▶ WHAT THE TASK ASKS
State how many lines of the records contain the string "noise", and give no other information.

▶ RECORDS TO PROCESS
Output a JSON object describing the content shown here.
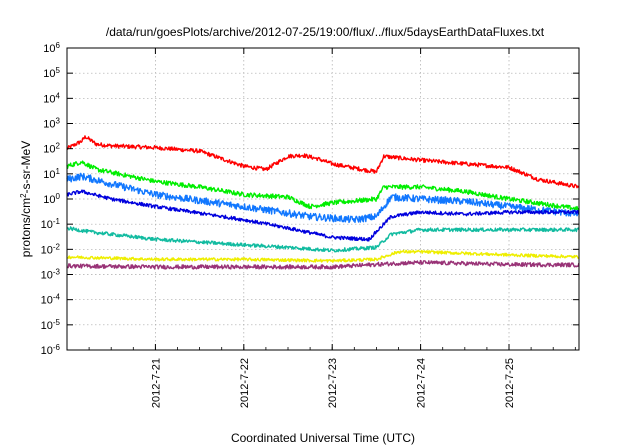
{
  "chart_data": {
    "type": "line",
    "title": "/data/run/goesPlots/archive/2012-07-25/19:00/flux/../flux/5daysEarthDataFluxes.txt",
    "xlabel": "Coordinated Universal Time (UTC)",
    "ylabel_parts": {
      "base": "protons/cm",
      "sup": "2",
      "rest": "-s-sr-MeV"
    },
    "y_scale": "log",
    "ylim": [
      1e-06,
      1000000.0
    ],
    "xlim": [
      "2012-07-20 00:00",
      "2012-07-25 19:00"
    ],
    "grid": true,
    "legend": "none",
    "y_ticks": [
      {
        "exp": -6,
        "base": "10",
        "sup": "-6"
      },
      {
        "exp": -5,
        "base": "10",
        "sup": "-5"
      },
      {
        "exp": -4,
        "base": "10",
        "sup": "-4"
      },
      {
        "exp": -3,
        "base": "10",
        "sup": "-3"
      },
      {
        "exp": -2,
        "base": "10",
        "sup": "-2"
      },
      {
        "exp": -1,
        "base": "10",
        "sup": "-1"
      },
      {
        "exp": 0,
        "base": "10",
        "sup": "0"
      },
      {
        "exp": 1,
        "base": "10",
        "sup": "1"
      },
      {
        "exp": 2,
        "base": "10",
        "sup": "2"
      },
      {
        "exp": 3,
        "base": "10",
        "sup": "3"
      },
      {
        "exp": 4,
        "base": "10",
        "sup": "4"
      },
      {
        "exp": 5,
        "base": "10",
        "sup": "5"
      },
      {
        "exp": 6,
        "base": "10",
        "sup": "6"
      }
    ],
    "x_ticks": [
      {
        "t": "2012-07-21 00:00",
        "label": "2012-7-21"
      },
      {
        "t": "2012-07-22 00:00",
        "label": "2012-7-22"
      },
      {
        "t": "2012-07-23 00:00",
        "label": "2012-7-23"
      },
      {
        "t": "2012-07-24 00:00",
        "label": "2012-7-24"
      },
      {
        "t": "2012-07-25 00:00",
        "label": "2012-7-25"
      }
    ],
    "series": [
      {
        "color": "#ff0000",
        "noise": 0.08,
        "values": [
          {
            "t": "2012-07-20 00:00",
            "y": 100
          },
          {
            "t": "2012-07-20 04:00",
            "y": 200
          },
          {
            "t": "2012-07-20 05:00",
            "y": 300
          },
          {
            "t": "2012-07-20 08:00",
            "y": 150
          },
          {
            "t": "2012-07-20 12:00",
            "y": 130
          },
          {
            "t": "2012-07-21 00:00",
            "y": 110
          },
          {
            "t": "2012-07-21 12:00",
            "y": 80
          },
          {
            "t": "2012-07-22 00:00",
            "y": 20
          },
          {
            "t": "2012-07-22 06:00",
            "y": 15
          },
          {
            "t": "2012-07-22 12:00",
            "y": 50
          },
          {
            "t": "2012-07-22 16:00",
            "y": 55
          },
          {
            "t": "2012-07-22 20:00",
            "y": 40
          },
          {
            "t": "2012-07-23 00:00",
            "y": 25
          },
          {
            "t": "2012-07-23 08:00",
            "y": 15
          },
          {
            "t": "2012-07-23 12:00",
            "y": 12
          },
          {
            "t": "2012-07-23 14:00",
            "y": 50
          },
          {
            "t": "2012-07-23 20:00",
            "y": 40
          },
          {
            "t": "2012-07-24 00:00",
            "y": 35
          },
          {
            "t": "2012-07-24 12:00",
            "y": 25
          },
          {
            "t": "2012-07-25 00:00",
            "y": 18
          },
          {
            "t": "2012-07-25 08:00",
            "y": 6
          },
          {
            "t": "2012-07-25 19:00",
            "y": 3
          }
        ]
      },
      {
        "color": "#00ee00",
        "noise": 0.09,
        "values": [
          {
            "t": "2012-07-20 00:00",
            "y": 20
          },
          {
            "t": "2012-07-20 04:00",
            "y": 30
          },
          {
            "t": "2012-07-20 08:00",
            "y": 15
          },
          {
            "t": "2012-07-21 00:00",
            "y": 5
          },
          {
            "t": "2012-07-21 12:00",
            "y": 3
          },
          {
            "t": "2012-07-22 00:00",
            "y": 1.5
          },
          {
            "t": "2012-07-22 12:00",
            "y": 1.2
          },
          {
            "t": "2012-07-22 18:00",
            "y": 0.5
          },
          {
            "t": "2012-07-23 00:00",
            "y": 0.7
          },
          {
            "t": "2012-07-23 12:00",
            "y": 1.0
          },
          {
            "t": "2012-07-23 14:00",
            "y": 3
          },
          {
            "t": "2012-07-24 00:00",
            "y": 3
          },
          {
            "t": "2012-07-24 12:00",
            "y": 2
          },
          {
            "t": "2012-07-25 00:00",
            "y": 1
          },
          {
            "t": "2012-07-25 19:00",
            "y": 0.4
          }
        ]
      },
      {
        "color": "#1177ff",
        "noise": 0.14,
        "values": [
          {
            "t": "2012-07-20 00:00",
            "y": 6
          },
          {
            "t": "2012-07-20 04:00",
            "y": 8
          },
          {
            "t": "2012-07-20 12:00",
            "y": 4
          },
          {
            "t": "2012-07-21 00:00",
            "y": 1.5
          },
          {
            "t": "2012-07-22 00:00",
            "y": 0.5
          },
          {
            "t": "2012-07-22 18:00",
            "y": 0.2
          },
          {
            "t": "2012-07-23 06:00",
            "y": 0.15
          },
          {
            "t": "2012-07-23 12:00",
            "y": 0.2
          },
          {
            "t": "2012-07-23 16:00",
            "y": 1.2
          },
          {
            "t": "2012-07-24 00:00",
            "y": 1.0
          },
          {
            "t": "2012-07-24 12:00",
            "y": 0.8
          },
          {
            "t": "2012-07-25 00:00",
            "y": 0.5
          },
          {
            "t": "2012-07-25 19:00",
            "y": 0.25
          }
        ]
      },
      {
        "color": "#0000dd",
        "noise": 0.07,
        "values": [
          {
            "t": "2012-07-20 00:00",
            "y": 1.5
          },
          {
            "t": "2012-07-20 04:00",
            "y": 2
          },
          {
            "t": "2012-07-20 12:00",
            "y": 1
          },
          {
            "t": "2012-07-21 00:00",
            "y": 0.5
          },
          {
            "t": "2012-07-22 00:00",
            "y": 0.15
          },
          {
            "t": "2012-07-22 12:00",
            "y": 0.07
          },
          {
            "t": "2012-07-23 00:00",
            "y": 0.03
          },
          {
            "t": "2012-07-23 10:00",
            "y": 0.025
          },
          {
            "t": "2012-07-23 16:00",
            "y": 0.2
          },
          {
            "t": "2012-07-24 00:00",
            "y": 0.3
          },
          {
            "t": "2012-07-24 12:00",
            "y": 0.25
          },
          {
            "t": "2012-07-25 00:00",
            "y": 0.3
          },
          {
            "t": "2012-07-25 19:00",
            "y": 0.3
          }
        ]
      },
      {
        "color": "#11bba0",
        "noise": 0.07,
        "values": [
          {
            "t": "2012-07-20 00:00",
            "y": 0.07
          },
          {
            "t": "2012-07-20 06:00",
            "y": 0.05
          },
          {
            "t": "2012-07-21 00:00",
            "y": 0.025
          },
          {
            "t": "2012-07-22 00:00",
            "y": 0.015
          },
          {
            "t": "2012-07-22 12:00",
            "y": 0.012
          },
          {
            "t": "2012-07-23 00:00",
            "y": 0.009
          },
          {
            "t": "2012-07-23 12:00",
            "y": 0.012
          },
          {
            "t": "2012-07-23 16:00",
            "y": 0.04
          },
          {
            "t": "2012-07-24 00:00",
            "y": 0.06
          },
          {
            "t": "2012-07-25 00:00",
            "y": 0.06
          },
          {
            "t": "2012-07-25 19:00",
            "y": 0.06
          }
        ]
      },
      {
        "color": "#eeee00",
        "noise": 0.06,
        "values": [
          {
            "t": "2012-07-20 00:00",
            "y": 0.005
          },
          {
            "t": "2012-07-21 00:00",
            "y": 0.004
          },
          {
            "t": "2012-07-22 00:00",
            "y": 0.004
          },
          {
            "t": "2012-07-23 00:00",
            "y": 0.0035
          },
          {
            "t": "2012-07-23 12:00",
            "y": 0.004
          },
          {
            "t": "2012-07-23 18:00",
            "y": 0.008
          },
          {
            "t": "2012-07-24 00:00",
            "y": 0.008
          },
          {
            "t": "2012-07-25 00:00",
            "y": 0.006
          },
          {
            "t": "2012-07-25 19:00",
            "y": 0.005
          }
        ]
      },
      {
        "color": "#993377",
        "noise": 0.08,
        "values": [
          {
            "t": "2012-07-20 00:00",
            "y": 0.0022
          },
          {
            "t": "2012-07-21 00:00",
            "y": 0.002
          },
          {
            "t": "2012-07-22 00:00",
            "y": 0.002
          },
          {
            "t": "2012-07-23 00:00",
            "y": 0.002
          },
          {
            "t": "2012-07-23 18:00",
            "y": 0.0028
          },
          {
            "t": "2012-07-24 00:00",
            "y": 0.003
          },
          {
            "t": "2012-07-25 00:00",
            "y": 0.0025
          },
          {
            "t": "2012-07-25 19:00",
            "y": 0.0024
          }
        ]
      }
    ]
  }
}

▶ EXERCISE RESPONSE
7